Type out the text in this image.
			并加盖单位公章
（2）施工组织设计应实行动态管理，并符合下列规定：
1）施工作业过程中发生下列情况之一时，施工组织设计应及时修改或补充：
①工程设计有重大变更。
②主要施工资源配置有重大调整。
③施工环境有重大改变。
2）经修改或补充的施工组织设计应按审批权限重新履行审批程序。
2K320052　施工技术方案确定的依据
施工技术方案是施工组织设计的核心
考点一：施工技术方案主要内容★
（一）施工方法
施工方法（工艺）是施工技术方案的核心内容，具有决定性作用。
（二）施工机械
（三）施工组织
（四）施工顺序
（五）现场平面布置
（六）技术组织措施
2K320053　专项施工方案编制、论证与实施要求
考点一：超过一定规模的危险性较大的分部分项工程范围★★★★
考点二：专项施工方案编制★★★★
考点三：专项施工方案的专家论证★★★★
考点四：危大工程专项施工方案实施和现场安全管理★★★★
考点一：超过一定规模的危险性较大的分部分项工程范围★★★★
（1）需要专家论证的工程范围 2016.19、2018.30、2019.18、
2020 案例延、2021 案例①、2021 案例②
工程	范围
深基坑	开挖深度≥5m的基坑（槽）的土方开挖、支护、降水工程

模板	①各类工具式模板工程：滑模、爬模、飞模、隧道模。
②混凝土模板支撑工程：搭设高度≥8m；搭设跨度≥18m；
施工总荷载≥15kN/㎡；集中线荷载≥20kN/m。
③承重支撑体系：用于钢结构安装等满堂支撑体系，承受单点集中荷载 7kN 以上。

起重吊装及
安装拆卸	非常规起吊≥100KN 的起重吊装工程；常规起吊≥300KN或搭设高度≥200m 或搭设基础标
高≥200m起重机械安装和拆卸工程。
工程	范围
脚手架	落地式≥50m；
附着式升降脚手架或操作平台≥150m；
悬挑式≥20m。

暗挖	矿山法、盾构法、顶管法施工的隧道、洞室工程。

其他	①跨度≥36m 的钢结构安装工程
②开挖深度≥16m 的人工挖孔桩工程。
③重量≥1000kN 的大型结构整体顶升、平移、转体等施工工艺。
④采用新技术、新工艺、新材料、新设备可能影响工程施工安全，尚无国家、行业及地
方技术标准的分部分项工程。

- Your objective
Here, the records must be output exactly and in full.

- Task solution
Type out the text in this image.
			并加盖单位公章
（2）施工组织设计应实行动态管理，并符合下列规定：
1）施工作业过程中发生下列情况之一时，施工组织设计应及时修改或补充：
①工程设计有重大变更。
②主要施工资源配置有重大调整。
③施工环境有重大改变。
2）经修改或补充的施工组织设计应按审批权限重新履行审批程序。
2K320052　施工技术方案确定的依据
施工技术方案是施工组织设计的核心
考点一：施工技术方案主要内容★
（一）施工方法
施工方法（工艺）是施工技术方案的核心内容，具有决定性作用。
（二）施工机械
（三）施工组织
（四）施工顺序
（五）现场平面布置
（六）技术组织措施
2K320053　专项施工方案编制、论证与实施要求
考点一：超过一定规模的危险性较大的分部分项工程范围★★★★
考点二：专项施工方案编制★★★★
考点三：专项施工方案的专家论证★★★★
考点四：危大工程专项施工方案实施和现场安全管理★★★★
考点一：超过一定规模的危险性较大的分部分项工程范围★★★★
（1）需要专家论证的工程范围 2016.19、2018.30、2019.18、
2020 案例延、2021 案例①、2021 案例②
工程	范围
深基坑	开挖深度≥5m的基坑（槽）的土方开挖、支护、降水工程

模板	①各类工具式模板工程：滑模、爬模、飞模、隧道模。
②混凝土模板支撑工程：搭设高度≥8m；搭设跨度≥18m；
施工总荷载≥15kN/㎡；集中线荷载≥20kN/m。
③承重支撑体系：用于钢结构安装等满堂支撑体系，承受单点集中荷载 7kN 以上。

起重吊装及
安装拆卸	非常规起吊≥100KN 的起重吊装工程；常规起吊≥300KN或搭设高度≥200m 或搭设基础标
高≥200m起重机械安装和拆卸工程。
工程	范围
脚手架	落地式≥50m；
附着式升降脚手架或操作平台≥150m；
悬挑式≥20m。

暗挖	矿山法、盾构法、顶管法施工的隧道、洞室工程。

其他	①跨度≥36m 的钢结构安装工程
②开挖深度≥16m 的人工挖孔桩工程。
③重量≥1000kN 的大型结构整体顶升、平移、转体等施工工艺。
④采用新技术、新工艺、新材料、新设备可能影响工程施工安全，尚无国家、行业及地
方技术标准的分部分项工程。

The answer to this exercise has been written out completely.